Read through the records below and copy each line that uses the word "Ethnic".

━━━━━━━━━━

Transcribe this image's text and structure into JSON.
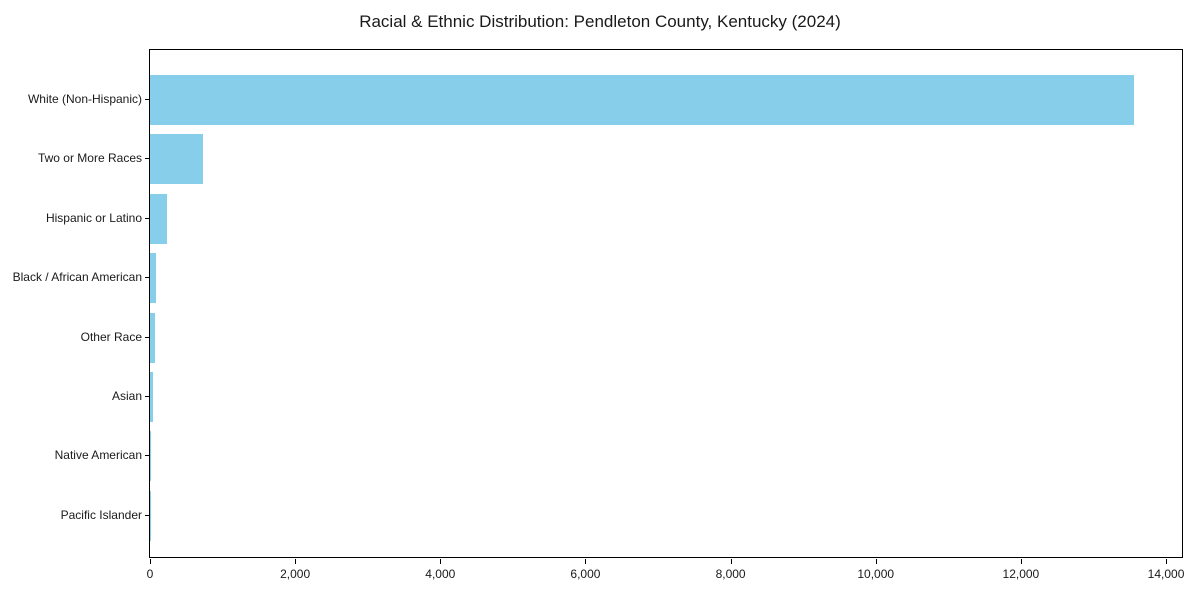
{
  "title": "Racial & Ethnic Distribution: Pendleton County, Kentucky (2024)",
  "chart_data": {
    "type": "bar",
    "orientation": "horizontal",
    "title": "Racial & Ethnic Distribution: Pendleton County, Kentucky (2024)",
    "xlabel": "",
    "ylabel": "",
    "categories": [
      "White (Non-Hispanic)",
      "Two or More Races",
      "Hispanic or Latino",
      "Black / African American",
      "Other Race",
      "Asian",
      "Native American",
      "Pacific Islander"
    ],
    "values": [
      13560,
      730,
      235,
      85,
      70,
      40,
      10,
      3
    ],
    "bar_color": "#87CEEB",
    "xlim": [
      0,
      14220
    ],
    "x_ticks": [
      0,
      2000,
      4000,
      6000,
      8000,
      10000,
      12000,
      14000
    ],
    "x_tick_labels": [
      "0",
      "2,000",
      "4,000",
      "6,000",
      "8,000",
      "10,000",
      "12,000",
      "14,000"
    ],
    "grid": false,
    "legend": null,
    "background_color": "#ffffff",
    "text_color": "#1a1a1a"
  }
}
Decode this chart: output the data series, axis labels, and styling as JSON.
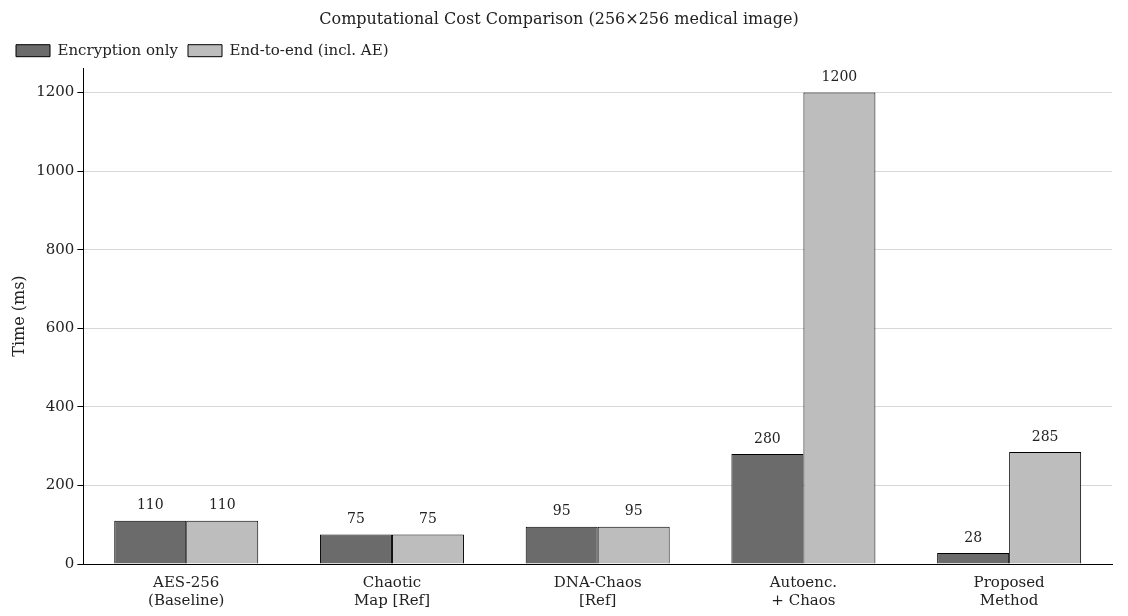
{
  "chart_data": {
    "type": "bar",
    "title": "Computational Cost Comparison (256×256 medical image)",
    "ylabel": "Time (ms)",
    "categories": [
      "AES-256\n(Baseline)",
      "Chaotic\nMap [Ref]",
      "DNA-Chaos\n[Ref]",
      "Autoenc.\n+ Chaos",
      "Proposed\nMethod"
    ],
    "series": [
      {
        "name": "Encryption only",
        "color": "#6b6b6b",
        "values": [
          110,
          75,
          95,
          280,
          28
        ]
      },
      {
        "name": "End-to-end (incl. AE)",
        "color": "#bdbdbd",
        "values": [
          110,
          75,
          95,
          1200,
          285
        ]
      }
    ],
    "ylim": [
      0,
      1262
    ],
    "yticks": [
      0,
      200,
      400,
      600,
      800,
      1000,
      1200
    ],
    "grid": "y",
    "legend": "top left",
    "data_labels": true
  }
}
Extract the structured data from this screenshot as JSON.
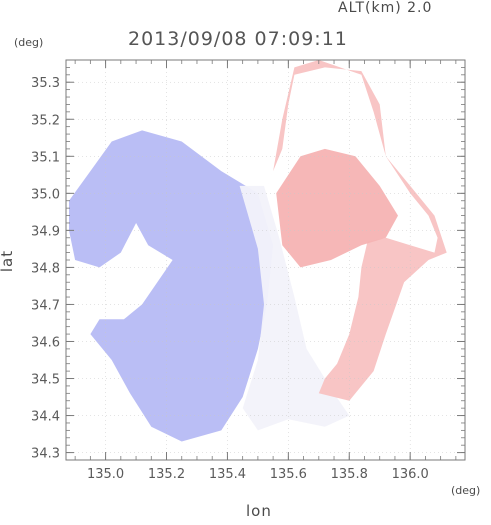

━━━━━━━━━━

Final result
  "title": "Racial & Ethnic Distribution: Pendleton County, Kentucky (2024)",
    "title": "Racial & Ethnic Distribution: Pendleton County, Kentucky (2024)",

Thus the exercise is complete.